***** Input material *****
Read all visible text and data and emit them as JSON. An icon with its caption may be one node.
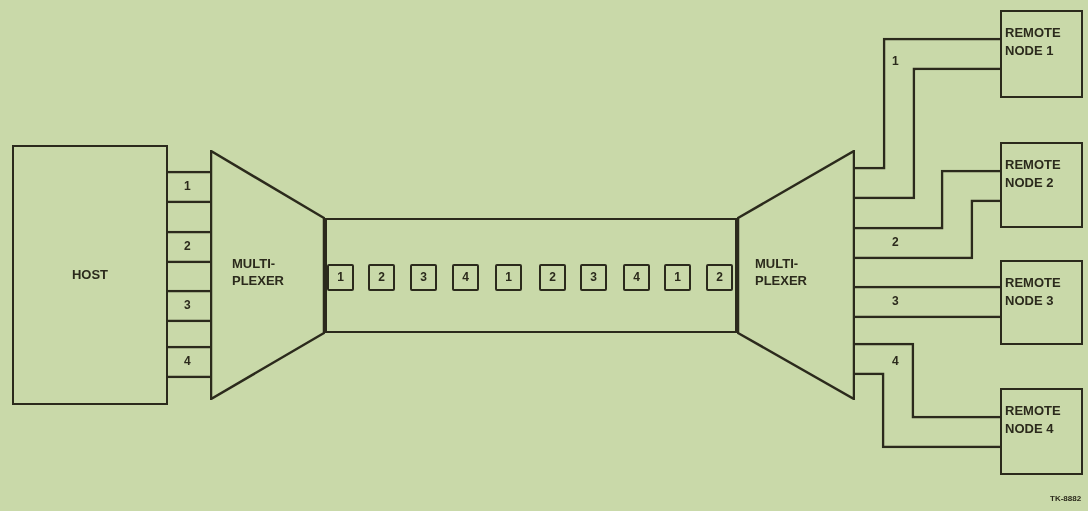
{
  "diagram": {
    "nodes": [
      {
        "text": [
          "HOST"
        ]
      },
      {
        "text": [
          "MULTI- PLEXER"
        ]
      },
      {
        "text": [],
        "shape": "box"
      },
      {
        "text": [
          "1"
        ],
        "in": 2
      },
      {
        "text": [
          "2"
        ],
        "in": 2
      },
      {
        "text": [
          "3"
        ],
        "in": 2
      },
      {
        "text": [
          "4"
        ],
        "in": 2
      },
      {
        "text": [
          "1"
        ],
        "in": 2
      },
      {
        "text": [
          "2"
        ],
        "in": 2
      },
      {
        "text": [
          "3"
        ],
        "in": 2
      },
      {
        "text": [
          "4"
        ],
        "in": 2
      },
      {
        "text": [
          "1"
        ],
        "in": 2
      },
      {
        "text": [
          "2"
        ],
        "in": 2
      },
      {
        "text": [
          "MULTI- PLEXER"
        ]
      },
      {
        "text": [
          "REMOTE NODE 1"
        ]
      },
      {
        "text": [
          "REMOTE NODE 2"
        ]
      },
      {
        "text": [
          "REMOTE NODE 3"
        ]
      },
      {
        "text": [
          "REMOTE NODE 4"
        ]
      }
    ],
    "edges": [
      {
        "from": 0,
        "to": 1,
        "arrow": "none",
        "label": "1"
      },
      {
        "from": 0,
        "to": 1,
        "arrow": "none",
        "label": "2"
      },
      {
        "from": 0,
        "to": 1,
        "arrow": "none",
        "label": "3"
      },
      {
        "from": 0,
        "to": 1,
        "arrow": "none",
        "label": "4"
      },
      {
        "from": 13,
        "to": 14,
        "arrow": "none",
        "label": "1"
      },
      {
        "from": 13,
        "to": 15,
        "arrow": "none",
        "label": "2"
      },
      {
        "from": 13,
        "to": 16,
        "arrow": "none",
        "label": "3"
      },
      {
        "from": 13,
        "to": 17,
        "arrow": "none",
        "label": "4"
      }
    ],
    "labels": [
      "TK-8882"
    ]
  }
}
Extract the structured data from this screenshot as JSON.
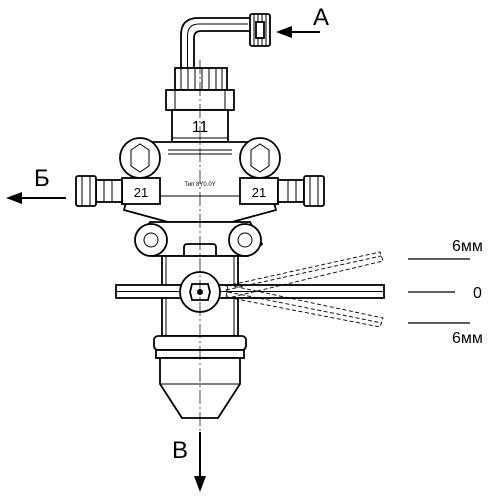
{
  "ports": {
    "inlet": "А",
    "outlet_side": "Б",
    "outlet_bottom": "В"
  },
  "body": {
    "top_nut_size": "11",
    "left_nut_size": "21",
    "right_nut_size": "21",
    "nameplate_line1": "",
    "nameplate_line2": "Тип 8Y0.0Y"
  },
  "lever_scale": {
    "upper": "6мм",
    "zero": "0",
    "lower": "6мм"
  }
}
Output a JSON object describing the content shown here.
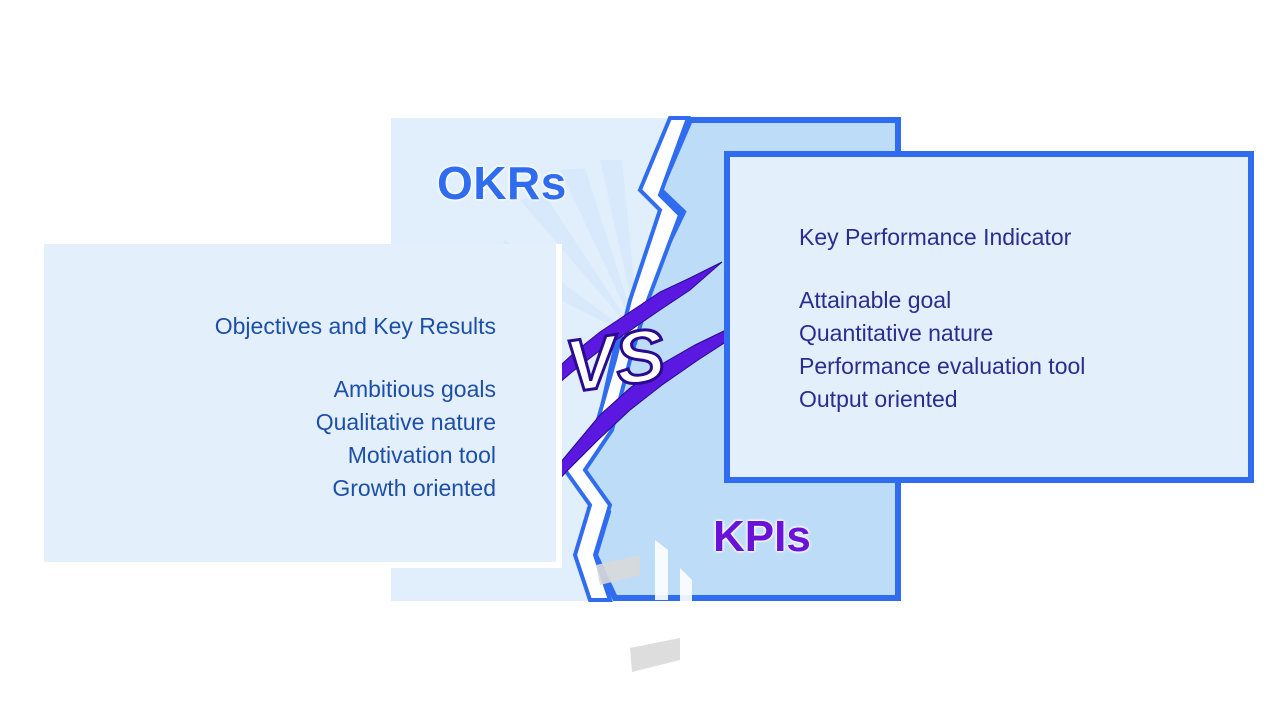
{
  "okrs": {
    "title": "OKRs",
    "subtitle": "Objectives and Key Results",
    "items": [
      "Ambitious goals",
      "Qualitative nature",
      "Motivation tool",
      "Growth oriented"
    ],
    "color": "#2f6cf0",
    "text_color": "#1d4fa8"
  },
  "kpis": {
    "title": "KPIs",
    "subtitle": "Key Performance Indicator",
    "items": [
      "Attainable goal",
      "Quantitative nature",
      "Performance evaluation tool",
      "Output oriented"
    ],
    "color": "#6a12d8",
    "text_color": "#2a2d8f"
  },
  "versus": {
    "label": "VS",
    "color": "#5a18e0"
  },
  "palette": {
    "light_blue": "#e1effc",
    "mid_blue": "#bcdcf7",
    "border_blue": "#2f6cf0"
  }
}
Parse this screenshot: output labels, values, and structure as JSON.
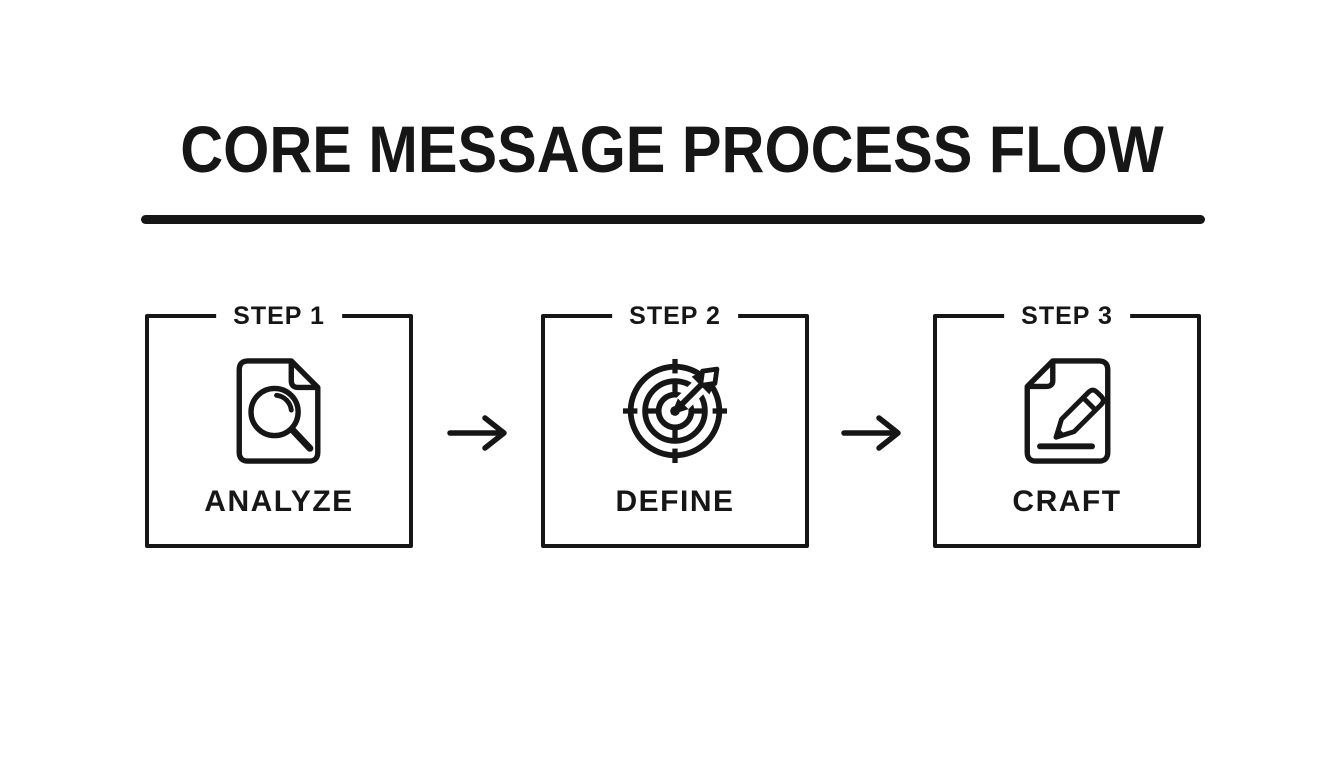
{
  "title": "CORE MESSAGE PROCESS FLOW",
  "steps": [
    {
      "step_label": "STEP 1",
      "name": "ANALYZE",
      "icon": "document-search-icon"
    },
    {
      "step_label": "STEP 2",
      "name": "DEFINE",
      "icon": "target-arrow-icon"
    },
    {
      "step_label": "STEP 3",
      "name": "CRAFT",
      "icon": "document-pencil-icon"
    }
  ],
  "connectors": {
    "type": "right-arrow",
    "count": 2
  },
  "colors": {
    "ink": "#161616",
    "background": "#ffffff"
  }
}
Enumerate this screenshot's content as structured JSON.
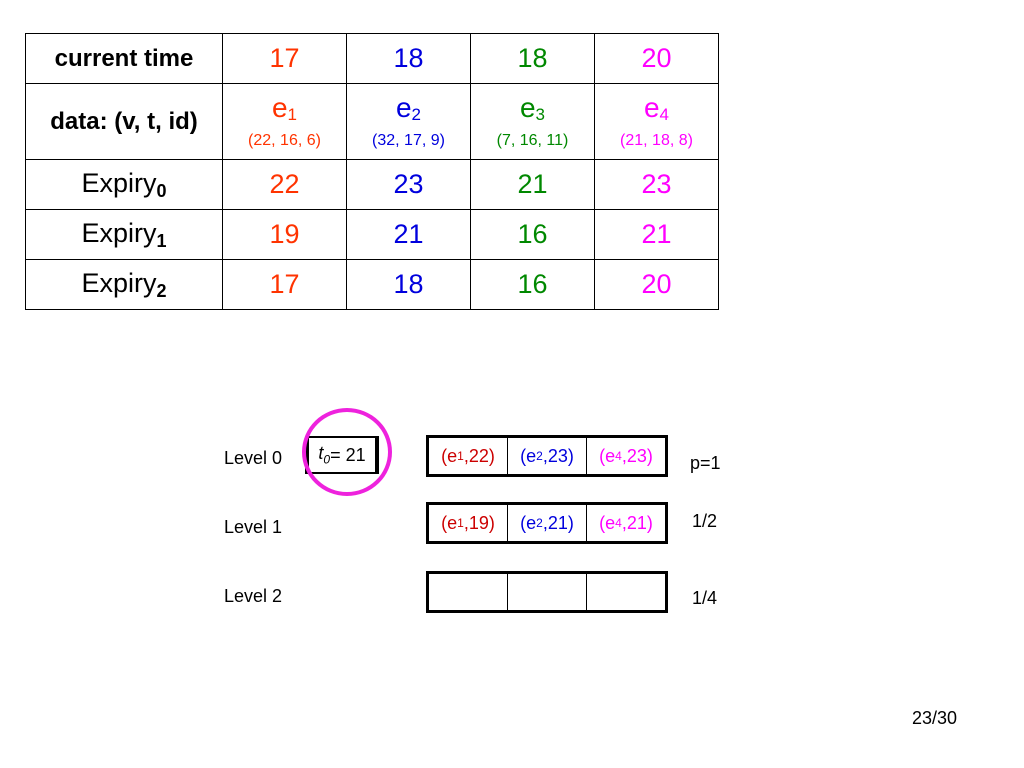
{
  "colors": {
    "e1": "#ff3300",
    "e2": "#0000dd",
    "e3": "#008800",
    "e4": "#ff00ff",
    "circle": "#ee22dd",
    "level_e1": "#cc0000"
  },
  "table": {
    "row_current_time": {
      "label": "current time",
      "values": [
        "17",
        "18",
        "18",
        "20"
      ]
    },
    "row_data": {
      "label": "data: (v, t, id)",
      "events": [
        {
          "base": "e",
          "sub": "1",
          "tuple": "(22, 16, 6)"
        },
        {
          "base": "e",
          "sub": "2",
          "tuple": "(32, 17, 9)"
        },
        {
          "base": "e",
          "sub": "3",
          "tuple": "(7, 16, 11)"
        },
        {
          "base": "e",
          "sub": "4",
          "tuple": "(21, 18, 8)"
        }
      ]
    },
    "expiry_rows": [
      {
        "label": "Expiry",
        "sub": "0",
        "values": [
          "22",
          "23",
          "21",
          "23"
        ]
      },
      {
        "label": "Expiry",
        "sub": "1",
        "values": [
          "19",
          "21",
          "16",
          "21"
        ]
      },
      {
        "label": "Expiry",
        "sub": "2",
        "values": [
          "17",
          "18",
          "16",
          "20"
        ]
      }
    ]
  },
  "levels": [
    {
      "label": "Level 0",
      "prob": "p=1",
      "cells": [
        {
          "open": "(e",
          "sub": "1",
          "close": ",22)"
        },
        {
          "open": "(e",
          "sub": "2",
          "close": ",23)"
        },
        {
          "open": "(e",
          "sub": "4",
          "close": ",23)"
        }
      ]
    },
    {
      "label": "Level 1",
      "prob": "1/2",
      "cells": [
        {
          "open": "(e",
          "sub": "1",
          "close": ",19)"
        },
        {
          "open": "(e",
          "sub": "2",
          "close": ",21)"
        },
        {
          "open": "(e",
          "sub": "4",
          "close": ",21)"
        }
      ]
    },
    {
      "label": "Level 2",
      "prob": "1/4",
      "cells": [
        {
          "open": "",
          "sub": "",
          "close": ""
        },
        {
          "open": "",
          "sub": "",
          "close": ""
        },
        {
          "open": "",
          "sub": "",
          "close": ""
        }
      ]
    }
  ],
  "threshold": {
    "var": "t",
    "sub": "0",
    "text": "= 21"
  },
  "page_number": "23/30"
}
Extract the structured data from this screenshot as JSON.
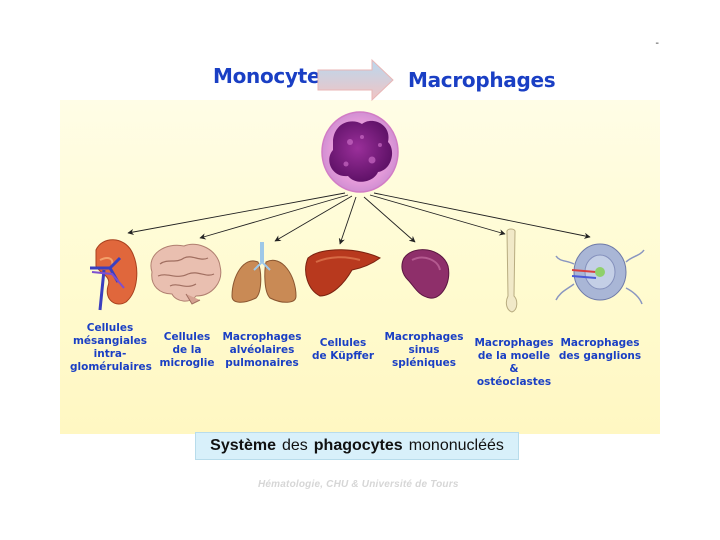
*****
**Your task**:
Transcribe the records word for word and include no pictures.

**Problem solution**:
Read all visible text and data and emit them as JSON. An icon with its caption may be one node.
{
  "diagram": {
    "nodes": [
      {
        "text": [
          "HOST"
        ]
      },
      {
        "text": [
          "MULTI- PLEXER"
        ]
      },
      {
        "text": [],
        "shape": "box"
      },
      {
        "text": [
          "1"
        ],
        "in": 2
      },
      {
        "text": [
          "2"
        ],
        "in": 2
      },
      {
        "text": [
          "3"
        ],
        "in": 2
      },
      {
        "text": [
          "4"
        ],
        "in": 2
      },
      {
        "text": [
          "1"
        ],
        "in": 2
      },
      {
        "text": [
          "2"
        ],
        "in": 2
      },
      {
        "text": [
          "3"
        ],
        "in": 2
      },
      {
        "text": [
          "4"
        ],
        "in": 2
      },
      {
        "text": [
          "1"
        ],
        "in": 2
      },
      {
        "text": [
          "2"
        ],
        "in": 2
      },
      {
        "text": [
          "MULTI- PLEXER"
        ]
      },
      {
        "text": [
          "REMOTE NODE 1"
        ]
      },
      {
        "text": [
          "REMOTE NODE 2"
        ]
      },
      {
        "text": [
          "REMOTE NODE 3"
        ]
      },
      {
        "text": [
          "REMOTE NODE 4"
        ]
      }
    ],
    "edges": [
      {
        "from": 0,
        "to": 1,
        "arrow": "none",
        "label": "1"
      },
      {
        "from": 0,
        "to": 1,
        "arrow": "none",
        "label": "2"
      },
      {
        "from": 0,
        "to": 1,
        "arrow": "none",
        "label": "3"
      },
      {
        "from": 0,
        "to": 1,
        "arrow": "none",
        "label": "4"
      },
      {
        "from": 13,
        "to": 14,
        "arrow": "none",
        "label": "1"
      },
      {
        "from": 13,
        "to": 15,
        "arrow": "none",
        "label": "2"
      },
      {
        "from": 13,
        "to": 16,
        "arrow": "none",
        "label": "3"
      },
      {
        "from": 13,
        "to": 17,
        "arrow": "none",
        "label": "4"
      }
    ],
    "labels": [
      "TK-8882"
    ]
  }
}
Extract the structured data from this screenshot as JSON.
{
  "ports": {
    "inlet": "А",
    "outlet_side": "Б",
    "outlet_bottom": "В"
  },
  "body": {
    "top_nut_size": "11",
    "left_nut_size": "21",
    "right_nut_size": "21",
    "nameplate_line1": "",
    "nameplate_line2": "Тип 8Y0.0Y"
  },
  "lever_scale": {
    "upper": "6мм",
    "zero": "0",
    "lower": "6мм"
  }
}
Output a JSON object describing the content shown here.
{
  "okrs": {
    "title": "OKRs",
    "subtitle": "Objectives and Key Results",
    "items": [
      "Ambitious goals",
      "Qualitative nature",
      "Motivation tool",
      "Growth oriented"
    ],
    "color": "#2f6cf0",
    "text_color": "#1d4fa8"
  },
  "kpis": {
    "title": "KPIs",
    "subtitle": "Key Performance Indicator",
    "items": [
      "Attainable goal",
      "Quantitative nature",
      "Performance evaluation tool",
      "Output oriented"
    ],
    "color": "#6a12d8",
    "text_color": "#2a2d8f"
  },
  "versus": {
    "label": "VS",
    "color": "#5a18e0"
  },
  "palette": {
    "light_blue": "#e1effc",
    "mid_blue": "#bcdcf7",
    "border_blue": "#2f6cf0"
  }
}
Parse this screenshot: output labels, values, and structure as JSON.
{
  "title": "CORE MESSAGE PROCESS FLOW",
  "steps": [
    {
      "step_label": "STEP 1",
      "name": "ANALYZE",
      "icon": "document-search-icon"
    },
    {
      "step_label": "STEP 2",
      "name": "DEFINE",
      "icon": "target-arrow-icon"
    },
    {
      "step_label": "STEP 3",
      "name": "CRAFT",
      "icon": "document-pencil-icon"
    }
  ],
  "connectors": {
    "type": "right-arrow",
    "count": 2
  },
  "colors": {
    "ink": "#161616",
    "background": "#ffffff"
  }
}
Enumerate this screenshot's content as structured JSON.
{
  "colors": {
    "e1": "#ff3300",
    "e2": "#0000dd",
    "e3": "#008800",
    "e4": "#ff00ff",
    "circle": "#ee22dd",
    "level_e1": "#cc0000"
  },
  "table": {
    "row_current_time": {
      "label": "current time",
      "values": [
        "17",
        "18",
        "18",
        "20"
      ]
    },
    "row_data": {
      "label": "data: (v, t, id)",
      "events": [
        {
          "base": "e",
          "sub": "1",
          "tuple": "(22, 16, 6)"
        },
        {
          "base": "e",
          "sub": "2",
          "tuple": "(32, 17, 9)"
        },
        {
          "base": "e",
          "sub": "3",
          "tuple": "(7, 16, 11)"
        },
        {
          "base": "e",
          "sub": "4",
          "tuple": "(21, 18, 8)"
        }
      ]
    },
    "expiry_rows": [
      {
        "label": "Expiry",
        "sub": "0",
        "values": [
          "22",
          "23",
          "21",
          "23"
        ]
      },
      {
        "label": "Expiry",
        "sub": "1",
        "values": [
          "19",
          "21",
          "16",
          "21"
        ]
      },
      {
        "label": "Expiry",
        "sub": "2",
        "values": [
          "17",
          "18",
          "16",
          "20"
        ]
      }
    ]
  },
  "levels": [
    {
      "label": "Level 0",
      "prob": "p=1",
      "cells": [
        {
          "open": "(e",
          "sub": "1",
          "close": ",22)"
        },
        {
          "open": "(e",
          "sub": "2",
          "close": ",23)"
        },
        {
          "open": "(e",
          "sub": "4",
          "close": ",23)"
        }
      ]
    },
    {
      "label": "Level 1",
      "prob": "1/2",
      "cells": [
        {
          "open": "(e",
          "sub": "1",
          "close": ",19)"
        },
        {
          "open": "(e",
          "sub": "2",
          "close": ",21)"
        },
        {
          "open": "(e",
          "sub": "4",
          "close": ",21)"
        }
      ]
    },
    {
      "label": "Level 2",
      "prob": "1/4",
      "cells": [
        {
          "open": "",
          "sub": "",
          "close": ""
        },
        {
          "open": "",
          "sub": "",
          "close": ""
        },
        {
          "open": "",
          "sub": "",
          "close": ""
        }
      ]
    }
  ],
  "threshold": {
    "var": "t",
    "sub": "0",
    "text": "= 21"
  },
  "page_number": "23/30"
}
Extract the structured data from this screenshot as JSON.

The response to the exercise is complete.